Excerpt provided:
My son, Fang, drives me up the wall. He’s four; it’s his job. He doesn’t want to eat dinner. (“I don’t like that.”) He doesn’t want to take his bath. (“I’m not dirty.”) He doesn’t want to go to bed. (“I’m not tired.”) He doesn’t want to get up in the morning. (“I’m tired.”) He doesn’t want to get dressed. ( “I don’t like that shirt. I want to wear Lightning McQueen again.”)
Like I said, he’s four - it’s his job.
Last night, after the usual rigmarole of going to bed, he called out for someone to restart his music. (Once he’s resigned himself to his fate, he generally stays in bed.) I finished putting the baby in his crib, and went to Fang’s room to restart his music. I restarted the CD player, and told him he did a good job only calling out once for his music, and not waking up his baby brother. He muttered something and I asked him repeat himself. He then told me, “You’re a good cook, and a good Da, and Grandpa’s silly.”
He drives me batty, but things like that make it all worth it.

Dataset records:

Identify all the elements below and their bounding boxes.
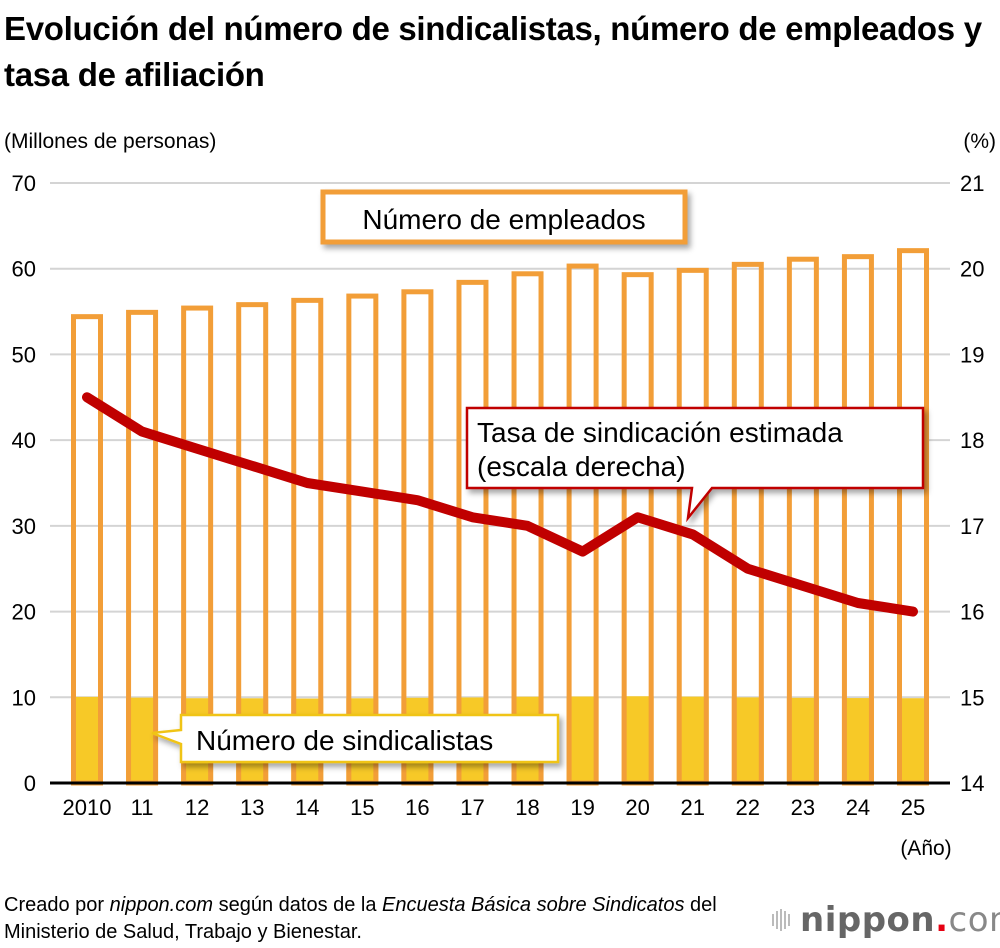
left-tick-label: 40 xyxy=(12,428,36,453)
nippon-logo: nippon.com xyxy=(772,900,1000,940)
right-tick-label: 16 xyxy=(960,600,984,625)
left-tick-label: 30 xyxy=(12,514,36,539)
members-label: Número de sindicalistas xyxy=(196,725,493,756)
chart-title: Evolución del número de sindicalistas, n… xyxy=(4,10,982,93)
members-callout xyxy=(151,713,560,764)
right-tick-label: 20 xyxy=(960,257,984,282)
x-tick-label: 2010 xyxy=(63,795,112,820)
left-tick-label: 0 xyxy=(24,771,36,796)
source-text: Creado por xyxy=(4,894,110,916)
rate-callout xyxy=(465,406,925,523)
x-tick-label: 19 xyxy=(570,795,594,820)
left-tick-label: 60 xyxy=(12,257,36,282)
source-survey: Encuesta Básica sobre Sindicatos xyxy=(382,894,685,916)
right-axis-label: (%) xyxy=(963,130,996,153)
source-note: Creado por nippon.com según datos de la … xyxy=(4,892,744,946)
x-tick-label: 13 xyxy=(240,795,264,820)
x-axis-unit: (Año) xyxy=(900,837,951,860)
members-bar xyxy=(621,696,654,783)
x-tick-label: 23 xyxy=(791,795,815,820)
logo-dot: . xyxy=(935,900,949,940)
x-tick-label: 14 xyxy=(295,795,319,820)
x-tick-label: 20 xyxy=(625,795,649,820)
x-tick-label: 12 xyxy=(185,795,209,820)
logo-name: nippon xyxy=(800,900,936,940)
members-bar xyxy=(71,696,103,783)
members-bar xyxy=(566,696,599,783)
logo-bars-icon xyxy=(772,909,790,931)
left-tick-label: 70 xyxy=(12,171,36,196)
employees-callout xyxy=(320,189,688,245)
members-bar xyxy=(731,697,764,783)
logo-suffix: com xyxy=(948,900,1000,940)
source-text: del Ministerio de Salud, Trabajo y Biene… xyxy=(4,894,717,943)
x-tick-label: 22 xyxy=(736,795,760,820)
source-site: nippon.com xyxy=(109,894,214,916)
rate-line xyxy=(82,392,918,617)
right-tick-label: 14 xyxy=(960,771,984,796)
right-tick-label: 21 xyxy=(960,171,984,196)
right-tick-label: 15 xyxy=(960,685,984,710)
members-bar xyxy=(786,697,819,783)
x-tick-label: 11 xyxy=(131,795,154,820)
right-tick-label: 18 xyxy=(960,428,984,453)
x-tick-label: 18 xyxy=(515,795,539,820)
left-tick-label: 20 xyxy=(12,600,36,625)
source-text: según datos de la xyxy=(213,894,383,916)
right-tick-label: 19 xyxy=(960,342,984,367)
x-tick-label: 25 xyxy=(901,795,925,820)
x-tick-label: 21 xyxy=(680,795,704,820)
members-bar xyxy=(676,696,709,783)
left-axis-label: (Millones de personas) xyxy=(4,130,216,153)
members-bar xyxy=(841,698,874,783)
members-bar xyxy=(126,697,159,783)
left-tick-label: 10 xyxy=(12,685,36,710)
rate-label-line2: (escala derecha) xyxy=(477,451,686,482)
rate-label-line1: Tasa de sindicación estimada xyxy=(477,417,843,448)
x-tick-label: 15 xyxy=(350,795,374,820)
members-bar xyxy=(897,698,929,783)
x-tick-label: 24 xyxy=(846,795,870,820)
employees-label: Número de empleados xyxy=(362,204,645,235)
x-tick-label: 17 xyxy=(460,795,484,820)
right-tick-label: 17 xyxy=(960,514,984,539)
x-tick-label: 16 xyxy=(405,795,429,820)
left-tick-label: 50 xyxy=(12,342,36,367)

Required task 1: Can you write out the post about Fang from "Like I said, he’s" up to and including "all worth it."?
Required task 2: In the post about Fang, what does Fang say when he doesn't want to take his bath?
Required task 3: Would you carry the post about Fang on past its final sentence?
The rows have nothing to do with the post about Fang.

Final result 1:
Like I said, he’s four - it’s his job.
Last night, after the usual rigmarole of going to bed, he called out for someone to restart his music. (Once he’s resigned himself to his fate, he generally stays in bed.) I finished putting the baby in his crib, and went to Fang’s room to restart his music. I restarted the CD player, and told him he did a good job only calling out once for his music, and not waking up his baby brother. He muttered something and I asked him repeat himself. He then told me, “You’re a good cook, and a good Da, and Grandpa’s silly.”
He drives me batty, but things like that make it all worth it.

Final result 2: “I’m not dirty.”

Final result 3:
Tonight they ate about half of the brand new tube of Thomas toothpaste that I just bought this afternoon. New tube was purchased because they sucked the old tube dry earlier this week and their teeth were starting to yellow (that “natural consequences” punishment technique only goes so far).
But, as you say, they have their charms as well. I had a little too much rum to think of any right now, but I know mine made me laugh today and had to have been sweet a time or two.
I’m glad to hear it’s the age. My 4yo is the same. She’s realizing that there is power in this world to be had, and she wants to see how much she can wrest from us. Plus she’s honing the art of being passive aggressive lately:
Her: I’m hungry
Me: OK, what would you like to eat?
Her: I don’t know - you pick for me.
Me: Alright - Cheerios.
(repeat with 12 other foods)
And yes, I’ve tried offering her 3 choices off the bat, and she still does the same routine - none of those, but you pick for me.
But then something like this happens, and it makes it all worth while: She was sitting at the table, and suddenly clenched her fists, tensed her body, and grunted with effort. I looked at her like, “what’s going on with you?” and she said matter-of-factly, “I’m trying to change color, like a chameleon.”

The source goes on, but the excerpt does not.